WORK INSTRUCTIONS: Each entry here needs to be set down again exactly, please; pictures are left out.

......

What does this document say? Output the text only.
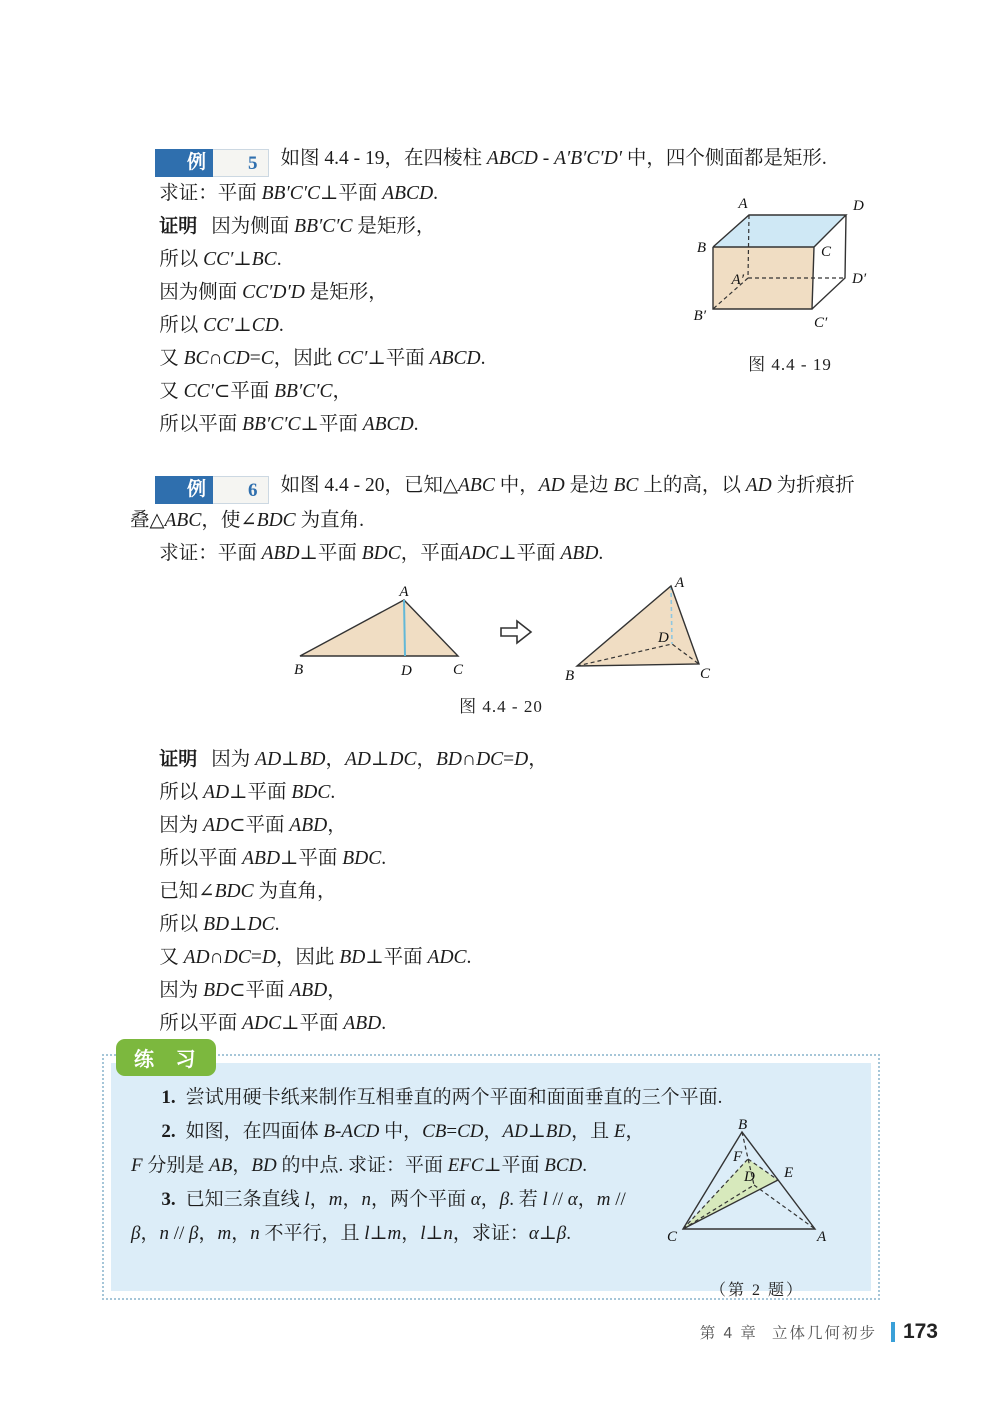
例	5	如图 4.4 - 19，在四棱柱 ABCD - A′B′C′D′ 中，四个侧面都是矩形.

求证：平面 BB′C′C⊥平面 ABCD.

证明 因为侧面 BB′C′C 是矩形，

所以 CC′⊥BC.

因为侧面 CC′D′D 是矩形，

所以 CC′⊥CD.

又 BC∩CD=C，因此 CC′⊥平面 ABCD.

又 CC′⊂平面 BB′C′C，

所以平面 BB′C′C⊥平面 ABCD.

A	D
B	C
A′	D′
B′	C′
图 4.4 - 19

例	6	如图 4.4 - 20，已知△ABC 中，AD 是边 BC 上的高，以 AD 为折痕折叠△ABC，使∠BDC 为直角.

求证：平面 ABD⊥平面 BDC，平面ADC⊥平面 ABD.

A
B	D	C
A
B
D
C
图 4.4 - 20

证明 因为 AD⊥BD，AD⊥DC，BD∩DC=D，

所以 AD⊥平面 BDC.

因为 AD⊂平面 ABD，

所以平面 ABD⊥平面 BDC.

已知∠BDC 为直角，

所以 BD⊥DC.

又 AD∩DC=D，因此 BD⊥平面 ADC.

因为 BD⊂平面 ABD，

所以平面 ADC⊥平面 ABD.

练 习

1. 尝试用硬卡纸来制作互相垂直的两个平面和面面垂直的三个平面.

B
C	A
D E
F
（第 2 题）

2. 如图，在四面体 B-ACD 中，CB=CD，AD⊥BD，且 E，F 分别是 AB，BD 的中点. 求证：平面 EFC⊥平面 BCD.

3. 已知三条直线 l，m，n，两个平面 α，β. 若 l // α，m // β，n // β，m，n 不平行，且 l⊥m，l⊥n，求证：α⊥β.

第 4 章 立体几何初步 173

......

REPLY TO THE EXERCISE:
What does this document say? Output the text only.
例	5	如图 4.4 - 19，在四棱柱 ABCD - A′B′C′D′ 中，四个侧面都是矩形.

求证：平面 BB′C′C⊥平面 ABCD.

证明 因为侧面 BB′C′C 是矩形，

所以 CC′⊥BC.

因为侧面 CC′D′D 是矩形，

所以 CC′⊥CD.

又 BC∩CD=C，因此 CC′⊥平面 ABCD.

又 CC′⊂平面 BB′C′C，

所以平面 BB′C′C⊥平面 ABCD.

A	D
B	C
A′	D′
B′	C′
图 4.4 - 19

例	6	如图 4.4 - 20，已知△ABC 中，AD 是边 BC 上的高，以 AD 为折痕折叠△ABC，使∠BDC 为直角.

求证：平面 ABD⊥平面 BDC，平面ADC⊥平面 ABD.

A
B	D	C
A
B
D
C
图 4.4 - 20

证明 因为 AD⊥BD，AD⊥DC，BD∩DC=D，

所以 AD⊥平面 BDC.

因为 AD⊂平面 ABD，

所以平面 ABD⊥平面 BDC.

已知∠BDC 为直角，

所以 BD⊥DC.

又 AD∩DC=D，因此 BD⊥平面 ADC.

因为 BD⊂平面 ABD，

所以平面 ADC⊥平面 ABD.

练 习

1. 尝试用硬卡纸来制作互相垂直的两个平面和面面垂直的三个平面.

B
C	A
D E
F
（第 2 题）

2. 如图，在四面体 B-ACD 中，CB=CD，AD⊥BD，且 E，F 分别是 AB，BD 的中点. 求证：平面 EFC⊥平面 BCD.

3. 已知三条直线 l，m，n，两个平面 α，β. 若 l // α，m // β，n // β，m，n 不平行，且 l⊥m，l⊥n，求证：α⊥β.

第 4 章 立体几何初步 173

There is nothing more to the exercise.